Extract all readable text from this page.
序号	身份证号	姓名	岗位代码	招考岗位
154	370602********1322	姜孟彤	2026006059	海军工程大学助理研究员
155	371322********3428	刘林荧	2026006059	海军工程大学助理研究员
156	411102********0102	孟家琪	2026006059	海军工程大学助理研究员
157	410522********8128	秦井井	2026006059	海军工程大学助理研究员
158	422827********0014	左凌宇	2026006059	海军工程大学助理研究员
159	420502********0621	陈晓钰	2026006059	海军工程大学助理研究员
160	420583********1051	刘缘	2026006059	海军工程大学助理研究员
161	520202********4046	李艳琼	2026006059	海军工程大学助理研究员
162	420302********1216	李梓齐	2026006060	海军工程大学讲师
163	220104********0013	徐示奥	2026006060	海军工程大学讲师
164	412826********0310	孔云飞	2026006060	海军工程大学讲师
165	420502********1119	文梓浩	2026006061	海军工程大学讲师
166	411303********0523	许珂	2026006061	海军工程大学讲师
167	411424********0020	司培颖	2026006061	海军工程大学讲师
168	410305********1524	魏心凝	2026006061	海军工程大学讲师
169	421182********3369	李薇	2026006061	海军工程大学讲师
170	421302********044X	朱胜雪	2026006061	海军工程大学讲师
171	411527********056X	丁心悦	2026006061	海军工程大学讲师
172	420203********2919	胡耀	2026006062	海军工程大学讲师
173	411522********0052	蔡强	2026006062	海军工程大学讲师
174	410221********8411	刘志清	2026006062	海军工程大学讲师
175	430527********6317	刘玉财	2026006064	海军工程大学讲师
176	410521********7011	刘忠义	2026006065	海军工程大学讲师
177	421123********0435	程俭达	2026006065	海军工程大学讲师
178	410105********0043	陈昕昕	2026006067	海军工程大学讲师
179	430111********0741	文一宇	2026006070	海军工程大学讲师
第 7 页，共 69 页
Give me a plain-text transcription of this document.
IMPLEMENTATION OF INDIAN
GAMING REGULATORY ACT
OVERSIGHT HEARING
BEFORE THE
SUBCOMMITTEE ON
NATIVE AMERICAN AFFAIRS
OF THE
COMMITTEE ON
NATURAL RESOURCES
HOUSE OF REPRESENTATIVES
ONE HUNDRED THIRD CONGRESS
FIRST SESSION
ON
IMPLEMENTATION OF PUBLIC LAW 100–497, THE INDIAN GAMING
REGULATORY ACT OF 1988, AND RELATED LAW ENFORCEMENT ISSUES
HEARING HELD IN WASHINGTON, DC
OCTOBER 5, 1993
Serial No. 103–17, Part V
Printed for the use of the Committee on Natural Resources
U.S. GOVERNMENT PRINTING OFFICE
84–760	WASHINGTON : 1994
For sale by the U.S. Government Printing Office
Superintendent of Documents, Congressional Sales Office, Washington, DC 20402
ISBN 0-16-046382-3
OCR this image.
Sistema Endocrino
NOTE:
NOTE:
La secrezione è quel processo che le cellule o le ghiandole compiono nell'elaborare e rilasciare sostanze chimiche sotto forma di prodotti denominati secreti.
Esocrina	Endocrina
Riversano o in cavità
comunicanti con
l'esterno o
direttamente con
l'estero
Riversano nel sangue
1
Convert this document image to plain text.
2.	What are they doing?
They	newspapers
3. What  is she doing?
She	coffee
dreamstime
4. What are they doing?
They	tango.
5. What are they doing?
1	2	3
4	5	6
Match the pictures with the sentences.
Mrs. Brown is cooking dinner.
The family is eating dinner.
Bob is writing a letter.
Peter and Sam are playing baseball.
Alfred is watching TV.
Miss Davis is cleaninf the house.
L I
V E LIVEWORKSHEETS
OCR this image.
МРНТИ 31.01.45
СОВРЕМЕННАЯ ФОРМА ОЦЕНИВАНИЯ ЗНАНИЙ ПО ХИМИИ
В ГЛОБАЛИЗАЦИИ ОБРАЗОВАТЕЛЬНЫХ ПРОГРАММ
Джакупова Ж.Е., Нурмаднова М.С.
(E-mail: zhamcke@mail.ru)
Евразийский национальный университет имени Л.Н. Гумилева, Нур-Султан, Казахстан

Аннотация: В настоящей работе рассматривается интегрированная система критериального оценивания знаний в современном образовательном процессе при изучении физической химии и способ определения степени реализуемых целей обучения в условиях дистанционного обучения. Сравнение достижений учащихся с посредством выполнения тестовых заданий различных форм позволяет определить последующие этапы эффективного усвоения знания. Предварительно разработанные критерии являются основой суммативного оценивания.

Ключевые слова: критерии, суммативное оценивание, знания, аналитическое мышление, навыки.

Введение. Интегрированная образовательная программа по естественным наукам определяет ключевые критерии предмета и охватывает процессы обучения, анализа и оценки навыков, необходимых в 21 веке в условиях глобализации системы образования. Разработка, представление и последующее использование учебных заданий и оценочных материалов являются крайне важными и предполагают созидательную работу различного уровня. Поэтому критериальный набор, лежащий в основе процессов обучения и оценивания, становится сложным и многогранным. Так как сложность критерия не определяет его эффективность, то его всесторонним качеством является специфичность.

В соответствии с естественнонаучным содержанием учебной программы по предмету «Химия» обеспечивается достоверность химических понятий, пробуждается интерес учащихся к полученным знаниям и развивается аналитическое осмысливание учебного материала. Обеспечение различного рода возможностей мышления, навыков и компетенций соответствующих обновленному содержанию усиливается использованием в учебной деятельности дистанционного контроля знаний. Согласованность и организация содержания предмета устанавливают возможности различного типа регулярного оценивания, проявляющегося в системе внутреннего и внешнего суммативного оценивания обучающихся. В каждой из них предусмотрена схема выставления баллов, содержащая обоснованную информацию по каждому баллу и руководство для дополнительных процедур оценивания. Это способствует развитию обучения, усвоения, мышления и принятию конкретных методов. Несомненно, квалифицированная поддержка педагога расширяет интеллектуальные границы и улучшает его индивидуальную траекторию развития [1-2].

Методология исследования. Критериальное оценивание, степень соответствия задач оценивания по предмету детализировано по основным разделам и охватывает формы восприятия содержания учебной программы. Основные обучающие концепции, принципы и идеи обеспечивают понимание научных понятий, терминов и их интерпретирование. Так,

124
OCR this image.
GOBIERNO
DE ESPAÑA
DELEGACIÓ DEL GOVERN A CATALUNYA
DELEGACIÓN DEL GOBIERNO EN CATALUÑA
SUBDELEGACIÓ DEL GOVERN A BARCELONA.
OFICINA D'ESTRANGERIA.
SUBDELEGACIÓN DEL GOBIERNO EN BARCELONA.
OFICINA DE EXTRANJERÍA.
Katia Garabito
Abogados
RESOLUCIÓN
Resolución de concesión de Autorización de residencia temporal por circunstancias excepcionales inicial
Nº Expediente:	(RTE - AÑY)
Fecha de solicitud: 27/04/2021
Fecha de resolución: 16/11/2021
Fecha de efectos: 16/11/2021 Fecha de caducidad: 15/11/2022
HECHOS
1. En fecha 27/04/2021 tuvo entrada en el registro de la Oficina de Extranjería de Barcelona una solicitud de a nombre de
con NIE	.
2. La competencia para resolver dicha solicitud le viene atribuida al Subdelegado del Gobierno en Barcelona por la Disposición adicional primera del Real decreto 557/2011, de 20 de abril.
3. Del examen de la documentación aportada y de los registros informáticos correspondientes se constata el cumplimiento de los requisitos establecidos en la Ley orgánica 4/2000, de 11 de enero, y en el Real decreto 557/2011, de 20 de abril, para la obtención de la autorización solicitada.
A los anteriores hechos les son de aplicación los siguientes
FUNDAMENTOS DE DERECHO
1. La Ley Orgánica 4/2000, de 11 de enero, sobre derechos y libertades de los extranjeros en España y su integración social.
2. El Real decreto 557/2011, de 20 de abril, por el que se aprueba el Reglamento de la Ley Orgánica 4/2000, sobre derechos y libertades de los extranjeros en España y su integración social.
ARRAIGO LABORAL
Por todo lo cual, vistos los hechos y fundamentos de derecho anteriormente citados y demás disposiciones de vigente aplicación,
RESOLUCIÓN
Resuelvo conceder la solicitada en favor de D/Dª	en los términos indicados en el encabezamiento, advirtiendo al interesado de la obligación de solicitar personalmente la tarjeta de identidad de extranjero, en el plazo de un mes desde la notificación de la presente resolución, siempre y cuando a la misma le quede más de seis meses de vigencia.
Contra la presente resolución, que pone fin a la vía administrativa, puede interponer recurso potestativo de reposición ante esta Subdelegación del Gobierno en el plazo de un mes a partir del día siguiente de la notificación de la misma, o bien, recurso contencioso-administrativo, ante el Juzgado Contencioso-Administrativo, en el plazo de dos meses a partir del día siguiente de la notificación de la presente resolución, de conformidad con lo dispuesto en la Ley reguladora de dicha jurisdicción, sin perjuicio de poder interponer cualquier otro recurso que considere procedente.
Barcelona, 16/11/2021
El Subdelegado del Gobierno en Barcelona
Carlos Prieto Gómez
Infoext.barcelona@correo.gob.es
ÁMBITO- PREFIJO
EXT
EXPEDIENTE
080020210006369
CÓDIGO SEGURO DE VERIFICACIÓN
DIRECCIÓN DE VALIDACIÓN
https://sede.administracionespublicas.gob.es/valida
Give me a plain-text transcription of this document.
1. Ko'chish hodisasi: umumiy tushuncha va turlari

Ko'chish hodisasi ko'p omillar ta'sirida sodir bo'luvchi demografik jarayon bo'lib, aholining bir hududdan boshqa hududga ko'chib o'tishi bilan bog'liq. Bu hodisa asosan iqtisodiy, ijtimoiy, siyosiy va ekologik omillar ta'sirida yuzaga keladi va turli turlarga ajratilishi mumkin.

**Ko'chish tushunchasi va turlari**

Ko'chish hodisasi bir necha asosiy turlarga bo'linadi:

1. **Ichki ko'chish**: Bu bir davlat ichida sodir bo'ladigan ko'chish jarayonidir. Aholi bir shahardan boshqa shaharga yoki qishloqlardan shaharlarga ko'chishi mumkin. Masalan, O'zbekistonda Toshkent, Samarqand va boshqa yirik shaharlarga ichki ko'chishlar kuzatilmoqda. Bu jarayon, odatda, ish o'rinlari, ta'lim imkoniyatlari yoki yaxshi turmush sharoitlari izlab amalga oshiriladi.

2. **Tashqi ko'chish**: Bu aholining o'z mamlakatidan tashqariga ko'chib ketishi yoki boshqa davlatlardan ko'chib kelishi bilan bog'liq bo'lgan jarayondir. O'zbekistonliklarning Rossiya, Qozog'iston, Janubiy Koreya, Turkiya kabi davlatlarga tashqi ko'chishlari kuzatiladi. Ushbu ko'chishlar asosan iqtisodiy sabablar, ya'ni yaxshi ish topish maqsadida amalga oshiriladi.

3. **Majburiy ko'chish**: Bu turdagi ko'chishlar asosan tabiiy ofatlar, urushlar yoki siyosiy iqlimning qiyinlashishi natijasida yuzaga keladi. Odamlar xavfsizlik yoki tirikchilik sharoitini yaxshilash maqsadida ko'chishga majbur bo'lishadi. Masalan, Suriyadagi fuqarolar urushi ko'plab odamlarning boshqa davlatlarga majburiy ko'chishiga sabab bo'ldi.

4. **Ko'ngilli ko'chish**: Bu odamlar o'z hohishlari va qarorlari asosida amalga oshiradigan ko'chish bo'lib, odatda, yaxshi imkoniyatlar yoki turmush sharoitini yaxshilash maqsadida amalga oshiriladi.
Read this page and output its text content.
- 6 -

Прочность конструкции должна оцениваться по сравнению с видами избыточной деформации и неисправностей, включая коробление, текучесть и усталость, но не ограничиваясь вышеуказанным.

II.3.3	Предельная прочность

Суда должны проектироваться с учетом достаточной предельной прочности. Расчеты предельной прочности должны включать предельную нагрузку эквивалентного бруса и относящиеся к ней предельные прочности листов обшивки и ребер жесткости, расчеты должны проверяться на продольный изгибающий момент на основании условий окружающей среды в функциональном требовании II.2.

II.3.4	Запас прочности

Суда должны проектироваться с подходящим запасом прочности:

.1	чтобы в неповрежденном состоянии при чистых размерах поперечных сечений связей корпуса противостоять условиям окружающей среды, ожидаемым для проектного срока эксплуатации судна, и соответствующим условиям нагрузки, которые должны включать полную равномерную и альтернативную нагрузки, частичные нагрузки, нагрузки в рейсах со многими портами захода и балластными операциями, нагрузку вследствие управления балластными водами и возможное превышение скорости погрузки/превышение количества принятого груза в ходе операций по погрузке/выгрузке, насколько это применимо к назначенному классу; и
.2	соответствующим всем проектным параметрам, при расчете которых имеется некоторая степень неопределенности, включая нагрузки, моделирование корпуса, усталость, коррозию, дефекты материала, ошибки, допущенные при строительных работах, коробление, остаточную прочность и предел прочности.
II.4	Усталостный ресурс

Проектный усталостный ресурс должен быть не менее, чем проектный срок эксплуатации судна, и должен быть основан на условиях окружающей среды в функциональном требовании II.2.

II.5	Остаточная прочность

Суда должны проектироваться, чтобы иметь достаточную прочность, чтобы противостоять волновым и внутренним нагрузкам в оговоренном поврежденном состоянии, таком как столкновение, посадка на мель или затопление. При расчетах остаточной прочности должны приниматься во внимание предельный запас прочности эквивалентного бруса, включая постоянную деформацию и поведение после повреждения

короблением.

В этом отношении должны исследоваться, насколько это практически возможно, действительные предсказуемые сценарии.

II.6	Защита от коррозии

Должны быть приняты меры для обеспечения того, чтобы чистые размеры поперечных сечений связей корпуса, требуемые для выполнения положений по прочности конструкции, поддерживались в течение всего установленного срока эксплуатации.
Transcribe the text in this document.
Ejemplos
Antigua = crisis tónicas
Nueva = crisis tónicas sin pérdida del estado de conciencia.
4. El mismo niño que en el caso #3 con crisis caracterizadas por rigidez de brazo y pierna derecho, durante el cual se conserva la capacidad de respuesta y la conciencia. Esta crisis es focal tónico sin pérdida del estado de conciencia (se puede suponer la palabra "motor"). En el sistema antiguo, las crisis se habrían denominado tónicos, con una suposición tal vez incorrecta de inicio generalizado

--------------------

• **Problem to solve**:
Of the lines in the entries above, how many include "aplicación"? Only the number should be given.

• **Correct result**:
2